#### [Required action]
Look over the entries that follow. Report how many lines contain "currently", with nothing else.

#### [Supplied records]
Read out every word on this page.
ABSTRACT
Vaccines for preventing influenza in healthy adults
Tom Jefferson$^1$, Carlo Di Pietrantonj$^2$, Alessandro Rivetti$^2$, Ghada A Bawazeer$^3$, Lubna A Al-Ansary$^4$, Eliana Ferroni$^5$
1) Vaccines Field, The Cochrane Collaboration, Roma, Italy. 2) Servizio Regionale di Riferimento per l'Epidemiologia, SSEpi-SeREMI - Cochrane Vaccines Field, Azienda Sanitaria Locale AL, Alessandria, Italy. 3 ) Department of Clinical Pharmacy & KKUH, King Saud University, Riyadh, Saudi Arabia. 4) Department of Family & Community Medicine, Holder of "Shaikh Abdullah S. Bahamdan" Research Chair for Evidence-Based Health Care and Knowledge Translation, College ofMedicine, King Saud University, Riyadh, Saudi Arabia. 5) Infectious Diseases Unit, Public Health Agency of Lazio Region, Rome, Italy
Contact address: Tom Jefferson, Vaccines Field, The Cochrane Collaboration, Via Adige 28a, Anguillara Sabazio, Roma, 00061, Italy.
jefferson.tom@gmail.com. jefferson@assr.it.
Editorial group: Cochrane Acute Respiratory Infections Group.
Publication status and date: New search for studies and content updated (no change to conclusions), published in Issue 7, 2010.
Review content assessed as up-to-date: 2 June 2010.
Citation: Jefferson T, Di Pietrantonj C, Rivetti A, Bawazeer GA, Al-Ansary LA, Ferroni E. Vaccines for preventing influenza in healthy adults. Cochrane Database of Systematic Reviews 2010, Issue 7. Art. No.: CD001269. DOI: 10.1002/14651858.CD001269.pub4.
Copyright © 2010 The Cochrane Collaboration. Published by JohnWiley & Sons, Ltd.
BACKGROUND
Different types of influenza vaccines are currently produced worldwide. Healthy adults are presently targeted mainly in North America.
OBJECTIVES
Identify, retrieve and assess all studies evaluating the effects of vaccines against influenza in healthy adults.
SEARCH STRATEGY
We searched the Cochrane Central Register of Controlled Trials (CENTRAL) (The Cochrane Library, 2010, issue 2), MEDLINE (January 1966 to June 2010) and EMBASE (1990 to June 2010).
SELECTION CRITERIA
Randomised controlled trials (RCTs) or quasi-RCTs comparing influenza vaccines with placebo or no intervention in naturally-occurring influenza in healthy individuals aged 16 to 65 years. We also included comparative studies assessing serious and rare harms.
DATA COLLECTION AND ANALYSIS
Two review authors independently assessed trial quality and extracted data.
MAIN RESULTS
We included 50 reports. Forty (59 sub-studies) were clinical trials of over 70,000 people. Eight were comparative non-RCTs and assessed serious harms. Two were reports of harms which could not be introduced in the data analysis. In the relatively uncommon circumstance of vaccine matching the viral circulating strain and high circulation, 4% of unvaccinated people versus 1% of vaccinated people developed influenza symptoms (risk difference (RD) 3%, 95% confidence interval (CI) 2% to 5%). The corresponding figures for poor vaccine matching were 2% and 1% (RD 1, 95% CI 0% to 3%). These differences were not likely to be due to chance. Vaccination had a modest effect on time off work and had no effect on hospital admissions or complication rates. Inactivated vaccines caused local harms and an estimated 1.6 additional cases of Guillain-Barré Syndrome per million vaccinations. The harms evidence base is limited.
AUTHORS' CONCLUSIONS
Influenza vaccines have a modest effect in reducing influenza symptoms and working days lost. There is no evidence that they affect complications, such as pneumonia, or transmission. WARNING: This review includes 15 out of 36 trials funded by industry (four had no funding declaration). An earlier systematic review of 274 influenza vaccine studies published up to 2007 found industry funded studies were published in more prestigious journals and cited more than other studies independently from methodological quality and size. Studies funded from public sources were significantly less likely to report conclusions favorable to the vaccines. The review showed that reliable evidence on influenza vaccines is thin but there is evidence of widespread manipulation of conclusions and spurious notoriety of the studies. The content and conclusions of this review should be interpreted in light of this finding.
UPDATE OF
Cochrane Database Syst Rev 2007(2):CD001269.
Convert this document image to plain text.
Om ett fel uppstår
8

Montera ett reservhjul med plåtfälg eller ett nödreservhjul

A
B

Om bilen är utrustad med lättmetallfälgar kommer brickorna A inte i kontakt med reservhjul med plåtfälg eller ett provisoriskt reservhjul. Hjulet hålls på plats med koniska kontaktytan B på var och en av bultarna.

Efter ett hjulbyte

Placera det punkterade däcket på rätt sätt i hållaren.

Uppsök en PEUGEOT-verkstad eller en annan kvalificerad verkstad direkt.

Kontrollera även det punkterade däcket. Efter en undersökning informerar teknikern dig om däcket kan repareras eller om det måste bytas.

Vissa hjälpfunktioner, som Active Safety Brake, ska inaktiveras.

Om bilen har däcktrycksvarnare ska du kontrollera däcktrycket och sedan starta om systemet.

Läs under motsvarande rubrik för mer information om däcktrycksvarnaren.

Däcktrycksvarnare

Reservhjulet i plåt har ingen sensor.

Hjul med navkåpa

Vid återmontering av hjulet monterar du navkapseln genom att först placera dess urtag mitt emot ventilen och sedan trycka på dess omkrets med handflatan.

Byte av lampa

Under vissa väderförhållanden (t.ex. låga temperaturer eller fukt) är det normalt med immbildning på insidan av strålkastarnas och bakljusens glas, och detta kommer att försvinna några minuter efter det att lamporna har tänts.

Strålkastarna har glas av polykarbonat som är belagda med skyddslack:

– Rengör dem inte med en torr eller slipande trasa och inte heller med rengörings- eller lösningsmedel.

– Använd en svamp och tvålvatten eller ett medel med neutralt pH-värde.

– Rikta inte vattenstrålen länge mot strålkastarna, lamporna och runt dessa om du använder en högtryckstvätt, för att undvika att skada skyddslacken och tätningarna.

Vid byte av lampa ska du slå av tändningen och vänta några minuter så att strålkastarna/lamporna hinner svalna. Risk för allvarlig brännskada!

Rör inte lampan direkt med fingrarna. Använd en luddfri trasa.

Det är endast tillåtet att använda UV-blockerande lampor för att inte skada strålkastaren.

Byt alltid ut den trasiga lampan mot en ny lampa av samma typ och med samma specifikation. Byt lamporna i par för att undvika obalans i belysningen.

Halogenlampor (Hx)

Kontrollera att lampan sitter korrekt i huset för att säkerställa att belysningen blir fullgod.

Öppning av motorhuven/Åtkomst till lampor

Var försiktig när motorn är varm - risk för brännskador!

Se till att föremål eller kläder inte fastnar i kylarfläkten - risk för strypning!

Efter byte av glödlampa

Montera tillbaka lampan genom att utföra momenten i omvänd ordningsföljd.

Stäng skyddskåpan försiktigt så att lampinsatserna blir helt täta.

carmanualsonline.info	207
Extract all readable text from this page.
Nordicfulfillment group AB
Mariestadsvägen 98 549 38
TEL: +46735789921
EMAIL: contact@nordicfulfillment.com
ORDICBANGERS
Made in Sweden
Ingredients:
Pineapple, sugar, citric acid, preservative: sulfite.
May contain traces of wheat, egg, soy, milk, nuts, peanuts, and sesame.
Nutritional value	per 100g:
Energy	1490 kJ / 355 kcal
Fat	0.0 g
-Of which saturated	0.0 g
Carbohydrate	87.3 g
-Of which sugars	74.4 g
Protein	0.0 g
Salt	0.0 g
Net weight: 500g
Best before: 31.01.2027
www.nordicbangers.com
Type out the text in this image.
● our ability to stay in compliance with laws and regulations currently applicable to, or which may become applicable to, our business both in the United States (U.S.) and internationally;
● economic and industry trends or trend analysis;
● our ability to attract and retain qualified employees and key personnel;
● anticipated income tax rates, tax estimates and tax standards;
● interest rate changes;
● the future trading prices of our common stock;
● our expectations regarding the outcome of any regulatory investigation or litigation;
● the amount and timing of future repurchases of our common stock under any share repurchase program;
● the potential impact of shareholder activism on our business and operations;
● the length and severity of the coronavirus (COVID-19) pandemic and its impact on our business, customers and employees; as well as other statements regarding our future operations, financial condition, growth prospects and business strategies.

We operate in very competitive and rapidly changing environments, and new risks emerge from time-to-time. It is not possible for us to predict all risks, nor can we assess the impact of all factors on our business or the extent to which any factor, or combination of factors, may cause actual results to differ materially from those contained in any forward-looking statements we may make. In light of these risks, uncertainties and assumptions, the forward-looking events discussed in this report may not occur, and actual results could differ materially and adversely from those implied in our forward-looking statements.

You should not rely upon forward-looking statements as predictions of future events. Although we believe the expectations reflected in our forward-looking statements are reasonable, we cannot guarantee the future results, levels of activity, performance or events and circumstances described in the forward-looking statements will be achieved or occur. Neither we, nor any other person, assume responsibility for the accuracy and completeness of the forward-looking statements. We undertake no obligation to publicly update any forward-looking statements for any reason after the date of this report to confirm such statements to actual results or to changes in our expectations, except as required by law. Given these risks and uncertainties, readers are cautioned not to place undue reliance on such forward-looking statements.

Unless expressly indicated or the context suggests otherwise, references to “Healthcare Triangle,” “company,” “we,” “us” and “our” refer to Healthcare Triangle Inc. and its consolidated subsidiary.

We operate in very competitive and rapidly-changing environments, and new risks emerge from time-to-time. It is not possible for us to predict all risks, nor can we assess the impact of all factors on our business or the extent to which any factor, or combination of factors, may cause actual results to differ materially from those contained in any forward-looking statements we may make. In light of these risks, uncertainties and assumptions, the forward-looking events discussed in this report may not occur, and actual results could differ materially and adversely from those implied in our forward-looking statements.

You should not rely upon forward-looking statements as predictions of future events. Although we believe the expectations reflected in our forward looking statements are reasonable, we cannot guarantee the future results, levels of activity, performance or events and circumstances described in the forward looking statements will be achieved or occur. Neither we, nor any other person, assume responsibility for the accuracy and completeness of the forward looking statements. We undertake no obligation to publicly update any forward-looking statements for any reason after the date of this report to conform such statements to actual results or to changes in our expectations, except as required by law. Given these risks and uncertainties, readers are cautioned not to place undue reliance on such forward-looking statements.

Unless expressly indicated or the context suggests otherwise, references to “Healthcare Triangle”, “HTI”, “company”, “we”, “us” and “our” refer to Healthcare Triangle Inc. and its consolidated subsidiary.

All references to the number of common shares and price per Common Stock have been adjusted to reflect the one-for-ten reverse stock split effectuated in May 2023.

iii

#### [Task result]
2